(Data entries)
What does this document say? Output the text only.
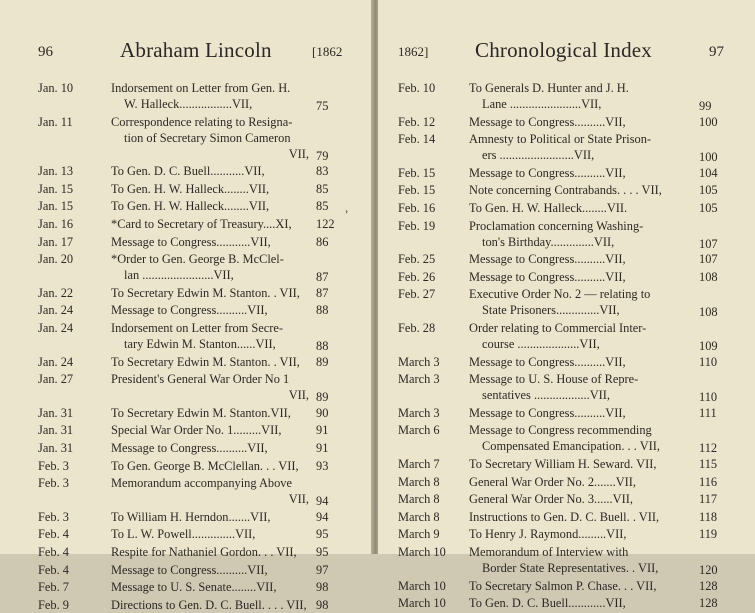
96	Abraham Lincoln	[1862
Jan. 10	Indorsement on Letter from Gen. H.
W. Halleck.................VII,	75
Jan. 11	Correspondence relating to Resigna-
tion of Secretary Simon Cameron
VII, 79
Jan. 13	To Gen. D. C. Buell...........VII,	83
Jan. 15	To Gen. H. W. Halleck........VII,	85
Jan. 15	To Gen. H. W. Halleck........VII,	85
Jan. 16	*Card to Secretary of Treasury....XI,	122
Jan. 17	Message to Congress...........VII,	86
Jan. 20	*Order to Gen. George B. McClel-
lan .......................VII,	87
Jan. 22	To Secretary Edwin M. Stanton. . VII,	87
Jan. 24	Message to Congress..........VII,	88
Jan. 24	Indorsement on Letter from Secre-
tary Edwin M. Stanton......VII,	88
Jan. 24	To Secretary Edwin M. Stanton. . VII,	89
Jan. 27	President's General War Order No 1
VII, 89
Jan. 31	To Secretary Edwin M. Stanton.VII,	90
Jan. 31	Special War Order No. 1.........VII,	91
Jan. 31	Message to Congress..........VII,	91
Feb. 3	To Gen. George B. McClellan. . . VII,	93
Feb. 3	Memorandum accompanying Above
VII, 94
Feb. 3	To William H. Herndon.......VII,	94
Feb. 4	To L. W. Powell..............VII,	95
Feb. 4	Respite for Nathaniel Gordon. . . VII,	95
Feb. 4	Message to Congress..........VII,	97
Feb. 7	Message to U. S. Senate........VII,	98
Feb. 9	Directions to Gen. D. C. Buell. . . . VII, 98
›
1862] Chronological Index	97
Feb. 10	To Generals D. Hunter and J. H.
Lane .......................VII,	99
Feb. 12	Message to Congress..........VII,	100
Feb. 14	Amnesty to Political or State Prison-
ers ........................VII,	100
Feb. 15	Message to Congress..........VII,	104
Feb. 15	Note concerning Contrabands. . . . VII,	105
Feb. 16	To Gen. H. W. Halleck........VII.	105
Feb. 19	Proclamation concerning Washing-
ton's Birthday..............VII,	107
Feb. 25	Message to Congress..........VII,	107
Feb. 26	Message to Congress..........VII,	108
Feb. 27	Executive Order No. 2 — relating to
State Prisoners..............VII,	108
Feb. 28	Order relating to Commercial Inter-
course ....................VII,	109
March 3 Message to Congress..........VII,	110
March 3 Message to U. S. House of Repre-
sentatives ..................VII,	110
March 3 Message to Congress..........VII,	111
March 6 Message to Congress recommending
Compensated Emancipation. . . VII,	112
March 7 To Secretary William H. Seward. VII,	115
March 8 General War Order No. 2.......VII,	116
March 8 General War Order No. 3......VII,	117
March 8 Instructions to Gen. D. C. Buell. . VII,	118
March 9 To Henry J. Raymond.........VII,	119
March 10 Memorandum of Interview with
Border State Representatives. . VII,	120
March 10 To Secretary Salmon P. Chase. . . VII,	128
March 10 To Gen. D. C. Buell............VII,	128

**Written problem:** Scan the material above. Copy each line that holds the word "Memorandum".

**The response:**
Feb. 3	Memorandum accompanying Above
March 10 Memorandum of Interview with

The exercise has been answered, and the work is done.